Retype the records below line for line, keeping every character unchanged.

Layout element annotations:
— Begin —
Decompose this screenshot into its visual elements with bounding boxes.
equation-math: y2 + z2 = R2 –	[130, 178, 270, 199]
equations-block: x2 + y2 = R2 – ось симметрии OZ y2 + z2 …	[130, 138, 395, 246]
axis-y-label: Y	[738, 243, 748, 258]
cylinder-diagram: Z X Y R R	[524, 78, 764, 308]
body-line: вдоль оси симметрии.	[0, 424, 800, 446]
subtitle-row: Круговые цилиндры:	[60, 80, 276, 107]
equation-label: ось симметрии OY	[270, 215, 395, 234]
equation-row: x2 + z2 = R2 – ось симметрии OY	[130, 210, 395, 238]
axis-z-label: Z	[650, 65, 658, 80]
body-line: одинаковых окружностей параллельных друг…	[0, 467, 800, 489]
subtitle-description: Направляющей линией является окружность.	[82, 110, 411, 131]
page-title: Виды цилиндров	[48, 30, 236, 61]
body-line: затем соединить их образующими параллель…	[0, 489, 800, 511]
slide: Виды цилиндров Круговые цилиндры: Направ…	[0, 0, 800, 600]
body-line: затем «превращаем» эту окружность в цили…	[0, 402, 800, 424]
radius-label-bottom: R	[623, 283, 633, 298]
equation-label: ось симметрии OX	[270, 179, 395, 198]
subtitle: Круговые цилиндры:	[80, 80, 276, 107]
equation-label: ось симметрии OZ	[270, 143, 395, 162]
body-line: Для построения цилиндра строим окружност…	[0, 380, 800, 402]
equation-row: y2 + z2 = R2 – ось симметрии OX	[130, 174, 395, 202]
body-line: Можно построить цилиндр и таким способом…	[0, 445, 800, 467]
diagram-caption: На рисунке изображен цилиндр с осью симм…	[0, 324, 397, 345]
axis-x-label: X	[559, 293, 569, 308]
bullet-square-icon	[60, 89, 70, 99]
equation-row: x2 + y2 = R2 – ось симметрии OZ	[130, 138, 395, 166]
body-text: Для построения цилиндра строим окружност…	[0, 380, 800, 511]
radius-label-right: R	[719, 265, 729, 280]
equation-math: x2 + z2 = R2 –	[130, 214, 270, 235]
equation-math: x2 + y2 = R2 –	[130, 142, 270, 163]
— End —
Task solution:
Decompose this screenshot into its visual elements with bounding boxes.
equation-math: y2 + z2 = R2 –	[130, 178, 270, 199]
equations-block: x2 + y2 = R2 – ось симметрии OZ y2 + z2 …	[130, 138, 395, 246]
axis-y-label: Y	[738, 243, 748, 258]
cylinder-diagram: Z X Y R R	[524, 78, 764, 308]
body-line: вдоль оси симметрии.	[0, 424, 800, 446]
subtitle-row: Круговые цилиндры:	[60, 80, 276, 107]
equation-label: ось симметрии OY	[270, 215, 395, 234]
equation-row: x2 + z2 = R2 – ось симметрии OY	[130, 210, 395, 238]
axis-z-label: Z	[650, 65, 658, 80]
body-line: одинаковых окружностей параллельных друг…	[0, 467, 800, 489]
subtitle-description: Направляющей линией является окружность.	[82, 110, 411, 131]
page-title: Виды цилиндров	[48, 30, 236, 61]
body-line: затем соединить их образующими параллель…	[0, 489, 800, 511]
slide: Виды цилиндров Круговые цилиндры: Направ…	[0, 0, 800, 600]
body-line: затем «превращаем» эту окружность в цили…	[0, 402, 800, 424]
radius-label-bottom: R	[623, 283, 633, 298]
equation-label: ось симметрии OX	[270, 179, 395, 198]
subtitle: Круговые цилиндры:	[80, 80, 276, 107]
equation-label: ось симметрии OZ	[270, 143, 395, 162]
body-line: Для построения цилиндра строим окружност…	[0, 380, 800, 402]
equation-row: y2 + z2 = R2 – ось симметрии OX	[130, 174, 395, 202]
body-line: Можно построить цилиндр и таким способом…	[0, 445, 800, 467]
diagram-caption: На рисунке изображен цилиндр с осью симм…	[0, 324, 397, 345]
axis-x-label: X	[559, 293, 569, 308]
bullet-square-icon	[60, 89, 70, 99]
equation-row: x2 + y2 = R2 – ось симметрии OZ	[130, 138, 395, 166]
body-text: Для построения цилиндра строим окружност…	[0, 380, 800, 511]
radius-label-right: R	[719, 265, 729, 280]
equation-math: x2 + z2 = R2 –	[130, 214, 270, 235]
equation-math: x2 + y2 = R2 –	[130, 142, 270, 163]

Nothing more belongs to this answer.